— WHAT TO DO —
Check each line for the word "title" and report how many have it. Give nothing else.

— Saved entries —
"""

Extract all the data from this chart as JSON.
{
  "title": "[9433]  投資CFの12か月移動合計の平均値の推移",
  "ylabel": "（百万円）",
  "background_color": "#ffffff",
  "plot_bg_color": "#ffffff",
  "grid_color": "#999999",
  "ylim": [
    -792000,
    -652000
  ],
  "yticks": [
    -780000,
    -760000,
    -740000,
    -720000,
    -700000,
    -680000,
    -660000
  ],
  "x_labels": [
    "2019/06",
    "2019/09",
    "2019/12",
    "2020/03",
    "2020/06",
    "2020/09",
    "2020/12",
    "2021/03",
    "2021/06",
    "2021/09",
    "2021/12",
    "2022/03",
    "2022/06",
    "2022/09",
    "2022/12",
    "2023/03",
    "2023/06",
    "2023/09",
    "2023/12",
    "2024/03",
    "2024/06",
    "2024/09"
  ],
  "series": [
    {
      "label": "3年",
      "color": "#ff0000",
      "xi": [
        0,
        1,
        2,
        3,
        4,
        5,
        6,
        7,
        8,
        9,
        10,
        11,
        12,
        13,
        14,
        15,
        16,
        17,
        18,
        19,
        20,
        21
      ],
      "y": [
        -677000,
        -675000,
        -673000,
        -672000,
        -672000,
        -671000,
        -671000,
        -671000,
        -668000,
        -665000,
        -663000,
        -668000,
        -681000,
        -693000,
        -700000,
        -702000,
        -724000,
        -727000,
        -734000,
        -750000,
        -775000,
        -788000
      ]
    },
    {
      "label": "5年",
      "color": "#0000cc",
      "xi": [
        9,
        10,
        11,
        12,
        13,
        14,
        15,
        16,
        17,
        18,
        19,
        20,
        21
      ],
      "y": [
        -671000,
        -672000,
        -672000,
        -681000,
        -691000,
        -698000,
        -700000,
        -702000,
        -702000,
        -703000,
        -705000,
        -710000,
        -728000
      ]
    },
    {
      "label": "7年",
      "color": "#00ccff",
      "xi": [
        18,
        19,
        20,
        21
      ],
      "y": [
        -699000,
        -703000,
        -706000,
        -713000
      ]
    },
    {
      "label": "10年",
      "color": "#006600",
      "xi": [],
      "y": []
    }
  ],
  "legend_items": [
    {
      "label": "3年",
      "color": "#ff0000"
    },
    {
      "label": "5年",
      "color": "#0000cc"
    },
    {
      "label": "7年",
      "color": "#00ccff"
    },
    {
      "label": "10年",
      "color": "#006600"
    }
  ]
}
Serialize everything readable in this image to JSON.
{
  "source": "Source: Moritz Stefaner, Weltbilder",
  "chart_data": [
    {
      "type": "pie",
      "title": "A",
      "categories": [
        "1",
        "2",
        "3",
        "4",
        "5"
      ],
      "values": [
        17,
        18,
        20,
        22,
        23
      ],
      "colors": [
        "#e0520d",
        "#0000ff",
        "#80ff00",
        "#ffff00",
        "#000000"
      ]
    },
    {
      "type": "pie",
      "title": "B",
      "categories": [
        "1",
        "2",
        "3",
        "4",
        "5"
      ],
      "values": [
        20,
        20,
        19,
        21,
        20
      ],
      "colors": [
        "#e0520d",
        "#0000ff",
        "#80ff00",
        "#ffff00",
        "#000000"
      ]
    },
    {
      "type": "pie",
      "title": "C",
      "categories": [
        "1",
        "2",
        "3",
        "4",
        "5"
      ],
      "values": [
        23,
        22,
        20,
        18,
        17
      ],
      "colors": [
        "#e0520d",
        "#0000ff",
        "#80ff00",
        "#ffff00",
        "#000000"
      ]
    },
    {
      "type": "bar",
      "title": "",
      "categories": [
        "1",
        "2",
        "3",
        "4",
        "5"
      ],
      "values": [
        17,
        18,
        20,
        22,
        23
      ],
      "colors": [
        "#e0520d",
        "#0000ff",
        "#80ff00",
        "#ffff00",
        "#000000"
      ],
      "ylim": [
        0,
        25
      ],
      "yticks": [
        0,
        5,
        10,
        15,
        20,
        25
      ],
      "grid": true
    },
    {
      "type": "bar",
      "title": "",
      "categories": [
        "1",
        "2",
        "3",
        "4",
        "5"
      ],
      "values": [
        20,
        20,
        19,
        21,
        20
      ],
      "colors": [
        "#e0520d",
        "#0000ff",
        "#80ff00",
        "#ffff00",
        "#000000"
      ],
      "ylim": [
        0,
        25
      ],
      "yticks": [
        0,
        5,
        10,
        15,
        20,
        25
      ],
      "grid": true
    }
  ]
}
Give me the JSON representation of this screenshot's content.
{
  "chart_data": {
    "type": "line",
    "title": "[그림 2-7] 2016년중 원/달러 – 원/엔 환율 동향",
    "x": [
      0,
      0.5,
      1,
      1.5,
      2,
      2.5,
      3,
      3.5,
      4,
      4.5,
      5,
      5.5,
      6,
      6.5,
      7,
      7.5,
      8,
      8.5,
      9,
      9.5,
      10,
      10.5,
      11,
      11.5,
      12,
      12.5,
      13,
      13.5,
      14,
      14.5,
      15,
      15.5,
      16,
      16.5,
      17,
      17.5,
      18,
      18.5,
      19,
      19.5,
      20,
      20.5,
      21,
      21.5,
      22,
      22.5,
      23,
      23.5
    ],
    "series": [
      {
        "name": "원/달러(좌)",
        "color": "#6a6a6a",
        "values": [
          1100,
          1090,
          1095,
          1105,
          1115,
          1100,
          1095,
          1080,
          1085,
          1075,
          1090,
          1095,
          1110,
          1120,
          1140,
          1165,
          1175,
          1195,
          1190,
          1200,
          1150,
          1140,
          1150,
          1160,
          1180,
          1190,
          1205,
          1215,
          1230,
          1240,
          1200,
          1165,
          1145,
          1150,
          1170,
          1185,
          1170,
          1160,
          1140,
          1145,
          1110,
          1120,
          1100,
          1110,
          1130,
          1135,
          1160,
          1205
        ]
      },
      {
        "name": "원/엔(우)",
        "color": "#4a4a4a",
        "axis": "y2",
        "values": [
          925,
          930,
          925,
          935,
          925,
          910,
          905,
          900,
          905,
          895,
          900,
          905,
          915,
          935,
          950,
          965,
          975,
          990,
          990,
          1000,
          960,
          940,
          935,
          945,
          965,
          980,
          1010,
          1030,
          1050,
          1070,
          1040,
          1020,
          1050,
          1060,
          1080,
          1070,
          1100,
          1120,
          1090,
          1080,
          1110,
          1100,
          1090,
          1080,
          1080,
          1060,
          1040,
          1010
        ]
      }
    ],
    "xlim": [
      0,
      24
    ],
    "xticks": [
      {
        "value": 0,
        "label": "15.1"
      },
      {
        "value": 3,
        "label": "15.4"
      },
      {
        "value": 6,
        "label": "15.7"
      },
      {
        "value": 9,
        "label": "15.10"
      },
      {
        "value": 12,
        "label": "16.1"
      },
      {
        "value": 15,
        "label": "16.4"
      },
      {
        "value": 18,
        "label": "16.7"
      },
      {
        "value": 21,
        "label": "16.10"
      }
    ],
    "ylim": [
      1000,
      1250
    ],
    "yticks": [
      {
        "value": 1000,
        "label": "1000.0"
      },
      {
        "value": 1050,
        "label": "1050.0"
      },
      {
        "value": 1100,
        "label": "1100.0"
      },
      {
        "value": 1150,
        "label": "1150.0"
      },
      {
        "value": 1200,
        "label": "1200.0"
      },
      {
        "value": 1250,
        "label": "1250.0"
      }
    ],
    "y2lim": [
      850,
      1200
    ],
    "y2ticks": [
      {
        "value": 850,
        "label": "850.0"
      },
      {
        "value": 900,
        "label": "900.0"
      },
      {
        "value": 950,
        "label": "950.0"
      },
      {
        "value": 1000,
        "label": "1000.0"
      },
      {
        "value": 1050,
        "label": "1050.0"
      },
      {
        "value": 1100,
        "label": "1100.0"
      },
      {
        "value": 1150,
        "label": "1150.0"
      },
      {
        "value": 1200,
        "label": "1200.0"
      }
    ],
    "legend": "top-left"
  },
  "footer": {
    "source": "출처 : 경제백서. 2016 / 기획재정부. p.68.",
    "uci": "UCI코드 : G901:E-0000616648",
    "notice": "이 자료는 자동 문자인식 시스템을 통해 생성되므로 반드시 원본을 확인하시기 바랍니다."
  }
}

"""

— TASK ANSWER —
7